# What the exercise asks
Transcribe the full listing below exactly.

Dataset listings of figures:
****************

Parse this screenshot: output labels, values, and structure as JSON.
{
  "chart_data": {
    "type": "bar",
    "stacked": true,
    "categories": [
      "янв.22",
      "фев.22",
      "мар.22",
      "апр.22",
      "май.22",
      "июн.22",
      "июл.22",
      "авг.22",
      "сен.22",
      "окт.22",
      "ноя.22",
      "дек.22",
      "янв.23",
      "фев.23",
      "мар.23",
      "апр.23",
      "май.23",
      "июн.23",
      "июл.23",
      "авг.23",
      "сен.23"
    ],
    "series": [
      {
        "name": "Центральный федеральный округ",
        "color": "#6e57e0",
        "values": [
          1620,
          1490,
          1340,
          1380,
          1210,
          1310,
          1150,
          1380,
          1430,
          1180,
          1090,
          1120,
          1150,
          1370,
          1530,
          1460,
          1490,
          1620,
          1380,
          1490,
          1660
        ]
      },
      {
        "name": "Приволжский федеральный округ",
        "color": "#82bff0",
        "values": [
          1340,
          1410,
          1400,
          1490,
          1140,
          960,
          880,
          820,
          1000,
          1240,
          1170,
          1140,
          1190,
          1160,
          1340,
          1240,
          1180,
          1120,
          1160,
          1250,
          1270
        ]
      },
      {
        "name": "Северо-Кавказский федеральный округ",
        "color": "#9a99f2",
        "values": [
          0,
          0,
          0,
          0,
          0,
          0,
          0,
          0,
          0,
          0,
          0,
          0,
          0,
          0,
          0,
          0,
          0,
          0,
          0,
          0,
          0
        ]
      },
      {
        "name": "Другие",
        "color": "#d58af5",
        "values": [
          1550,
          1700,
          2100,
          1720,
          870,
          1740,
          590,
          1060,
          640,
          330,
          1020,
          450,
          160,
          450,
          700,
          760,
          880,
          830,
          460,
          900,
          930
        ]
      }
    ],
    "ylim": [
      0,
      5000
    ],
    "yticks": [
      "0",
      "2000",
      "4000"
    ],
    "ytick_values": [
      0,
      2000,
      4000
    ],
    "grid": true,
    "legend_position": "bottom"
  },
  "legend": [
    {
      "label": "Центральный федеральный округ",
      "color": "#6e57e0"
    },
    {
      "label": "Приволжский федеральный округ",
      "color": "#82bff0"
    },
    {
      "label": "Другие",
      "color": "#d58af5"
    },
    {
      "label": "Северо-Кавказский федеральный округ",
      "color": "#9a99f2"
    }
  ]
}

****************

# Written answer
Parse this screenshot: output labels, values, and structure as JSON.
{
  "chart_data": {
    "type": "bar",
    "stacked": true,
    "categories": [
      "янв.22",
      "фев.22",
      "мар.22",
      "апр.22",
      "май.22",
      "июн.22",
      "июл.22",
      "авг.22",
      "сен.22",
      "окт.22",
      "ноя.22",
      "дек.22",
      "янв.23",
      "фев.23",
      "мар.23",
      "апр.23",
      "май.23",
      "июн.23",
      "июл.23",
      "авг.23",
      "сен.23"
    ],
    "series": [
      {
        "name": "Центральный федеральный округ",
        "color": "#6e57e0",
        "values": [
          1620,
          1490,
          1340,
          1380,
          1210,
          1310,
          1150,
          1380,
          1430,
          1180,
          1090,
          1120,
          1150,
          1370,
          1530,
          1460,
          1490,
          1620,
          1380,
          1490,
          1660
        ]
      },
      {
        "name": "Приволжский федеральный округ",
        "color": "#82bff0",
        "values": [
          1340,
          1410,
          1400,
          1490,
          1140,
          960,
          880,
          820,
          1000,
          1240,
          1170,
          1140,
          1190,
          1160,
          1340,
          1240,
          1180,
          1120,
          1160,
          1250,
          1270
        ]
      },
      {
        "name": "Северо-Кавказский федеральный округ",
        "color": "#9a99f2",
        "values": [
          0,
          0,
          0,
          0,
          0,
          0,
          0,
          0,
          0,
          0,
          0,
          0,
          0,
          0,
          0,
          0,
          0,
          0,
          0,
          0,
          0
        ]
      },
      {
        "name": "Другие",
        "color": "#d58af5",
        "values": [
          1550,
          1700,
          2100,
          1720,
          870,
          1740,
          590,
          1060,
          640,
          330,
          1020,
          450,
          160,
          450,
          700,
          760,
          880,
          830,
          460,
          900,
          930
        ]
      }
    ],
    "ylim": [
      0,
      5000
    ],
    "yticks": [
      "0",
      "2000",
      "4000"
    ],
    "ytick_values": [
      0,
      2000,
      4000
    ],
    "grid": true,
    "legend_position": "bottom"
  },
  "legend": [
    {
      "label": "Центральный федеральный округ",
      "color": "#6e57e0"
    },
    {
      "label": "Приволжский федеральный округ",
      "color": "#82bff0"
    },
    {
      "label": "Другие",
      "color": "#d58af5"
    },
    {
      "label": "Северо-Кавказский федеральный округ",
      "color": "#9a99f2"
    }
  ]
}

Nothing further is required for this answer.